- Given exercise
Copy out the listing exactly.

- Stored records
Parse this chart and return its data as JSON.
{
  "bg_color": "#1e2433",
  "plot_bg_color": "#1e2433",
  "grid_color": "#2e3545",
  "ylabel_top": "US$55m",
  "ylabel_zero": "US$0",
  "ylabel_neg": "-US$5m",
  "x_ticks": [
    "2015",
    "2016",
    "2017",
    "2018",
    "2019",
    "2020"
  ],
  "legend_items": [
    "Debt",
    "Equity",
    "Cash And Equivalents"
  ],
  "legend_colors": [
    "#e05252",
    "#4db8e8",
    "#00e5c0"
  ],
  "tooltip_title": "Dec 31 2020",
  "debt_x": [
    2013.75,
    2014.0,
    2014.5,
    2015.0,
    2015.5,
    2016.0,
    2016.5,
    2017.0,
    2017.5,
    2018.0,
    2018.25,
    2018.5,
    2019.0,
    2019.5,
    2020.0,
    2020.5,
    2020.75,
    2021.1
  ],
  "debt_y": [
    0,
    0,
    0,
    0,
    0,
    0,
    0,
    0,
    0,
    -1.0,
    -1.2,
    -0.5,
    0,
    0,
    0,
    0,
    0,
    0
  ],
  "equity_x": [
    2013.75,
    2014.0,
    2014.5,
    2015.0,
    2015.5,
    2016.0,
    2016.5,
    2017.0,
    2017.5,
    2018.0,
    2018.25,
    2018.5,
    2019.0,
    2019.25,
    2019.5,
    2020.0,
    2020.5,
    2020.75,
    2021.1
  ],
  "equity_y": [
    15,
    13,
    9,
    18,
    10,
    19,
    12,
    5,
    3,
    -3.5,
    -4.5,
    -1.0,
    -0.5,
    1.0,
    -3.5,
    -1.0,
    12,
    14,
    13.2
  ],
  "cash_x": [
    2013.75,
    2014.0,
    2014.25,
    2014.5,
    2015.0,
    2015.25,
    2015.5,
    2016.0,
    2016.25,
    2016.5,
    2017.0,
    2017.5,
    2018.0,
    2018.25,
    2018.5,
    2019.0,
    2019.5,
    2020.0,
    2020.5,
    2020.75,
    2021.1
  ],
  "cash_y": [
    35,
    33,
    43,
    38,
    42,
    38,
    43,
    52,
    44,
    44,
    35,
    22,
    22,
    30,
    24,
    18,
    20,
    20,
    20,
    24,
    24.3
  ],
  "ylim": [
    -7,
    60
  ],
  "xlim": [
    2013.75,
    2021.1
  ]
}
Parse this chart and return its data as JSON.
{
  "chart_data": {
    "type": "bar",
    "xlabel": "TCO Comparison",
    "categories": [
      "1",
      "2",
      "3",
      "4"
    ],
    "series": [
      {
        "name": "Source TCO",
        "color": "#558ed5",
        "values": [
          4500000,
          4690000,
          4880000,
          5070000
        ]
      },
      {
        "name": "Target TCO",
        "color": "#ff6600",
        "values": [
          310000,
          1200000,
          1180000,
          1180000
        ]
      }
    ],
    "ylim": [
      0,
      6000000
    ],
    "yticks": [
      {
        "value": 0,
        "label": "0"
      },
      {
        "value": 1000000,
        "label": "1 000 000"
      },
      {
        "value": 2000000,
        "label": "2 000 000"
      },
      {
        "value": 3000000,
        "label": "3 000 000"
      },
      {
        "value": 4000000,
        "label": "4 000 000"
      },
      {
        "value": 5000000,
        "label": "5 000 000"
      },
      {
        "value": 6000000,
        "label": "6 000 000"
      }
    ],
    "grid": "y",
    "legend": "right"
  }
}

- Exercise output
Parse this chart and return its data as JSON.
{
  "bg_color": "#1e2433",
  "plot_bg_color": "#1e2433",
  "grid_color": "#2e3545",
  "ylabel_top": "US$55m",
  "ylabel_zero": "US$0",
  "ylabel_neg": "-US$5m",
  "x_ticks": [
    "2015",
    "2016",
    "2017",
    "2018",
    "2019",
    "2020"
  ],
  "legend_items": [
    "Debt",
    "Equity",
    "Cash And Equivalents"
  ],
  "legend_colors": [
    "#e05252",
    "#4db8e8",
    "#00e5c0"
  ],
  "tooltip_title": "Dec 31 2020",
  "debt_x": [
    2013.75,
    2014.0,
    2014.5,
    2015.0,
    2015.5,
    2016.0,
    2016.5,
    2017.0,
    2017.5,
    2018.0,
    2018.25,
    2018.5,
    2019.0,
    2019.5,
    2020.0,
    2020.5,
    2020.75,
    2021.1
  ],
  "debt_y": [
    0,
    0,
    0,
    0,
    0,
    0,
    0,
    0,
    0,
    -1.0,
    -1.2,
    -0.5,
    0,
    0,
    0,
    0,
    0,
    0
  ],
  "equity_x": [
    2013.75,
    2014.0,
    2014.5,
    2015.0,
    2015.5,
    2016.0,
    2016.5,
    2017.0,
    2017.5,
    2018.0,
    2018.25,
    2018.5,
    2019.0,
    2019.25,
    2019.5,
    2020.0,
    2020.5,
    2020.75,
    2021.1
  ],
  "equity_y": [
    15,
    13,
    9,
    18,
    10,
    19,
    12,
    5,
    3,
    -3.5,
    -4.5,
    -1.0,
    -0.5,
    1.0,
    -3.5,
    -1.0,
    12,
    14,
    13.2
  ],
  "cash_x": [
    2013.75,
    2014.0,
    2014.25,
    2014.5,
    2015.0,
    2015.25,
    2015.5,
    2016.0,
    2016.25,
    2016.5,
    2017.0,
    2017.5,
    2018.0,
    2018.25,
    2018.5,
    2019.0,
    2019.5,
    2020.0,
    2020.5,
    2020.75,
    2021.1
  ],
  "cash_y": [
    35,
    33,
    43,
    38,
    42,
    38,
    43,
    52,
    44,
    44,
    35,
    22,
    22,
    30,
    24,
    18,
    20,
    20,
    20,
    24,
    24.3
  ],
  "ylim": [
    -7,
    60
  ],
  "xlim": [
    2013.75,
    2021.1
  ]
}
Parse this chart and return its data as JSON.
{
  "chart_data": {
    "type": "bar",
    "xlabel": "TCO Comparison",
    "categories": [
      "1",
      "2",
      "3",
      "4"
    ],
    "series": [
      {
        "name": "Source TCO",
        "color": "#558ed5",
        "values": [
          4500000,
          4690000,
          4880000,
          5070000
        ]
      },
      {
        "name": "Target TCO",
        "color": "#ff6600",
        "values": [
          310000,
          1200000,
          1180000,
          1180000
        ]
      }
    ],
    "ylim": [
      0,
      6000000
    ],
    "yticks": [
      {
        "value": 0,
        "label": "0"
      },
      {
        "value": 1000000,
        "label": "1 000 000"
      },
      {
        "value": 2000000,
        "label": "2 000 000"
      },
      {
        "value": 3000000,
        "label": "3 000 000"
      },
      {
        "value": 4000000,
        "label": "4 000 000"
      },
      {
        "value": 5000000,
        "label": "5 000 000"
      },
      {
        "value": 6000000,
        "label": "6 000 000"
      }
    ],
    "grid": "y",
    "legend": "right"
  }
}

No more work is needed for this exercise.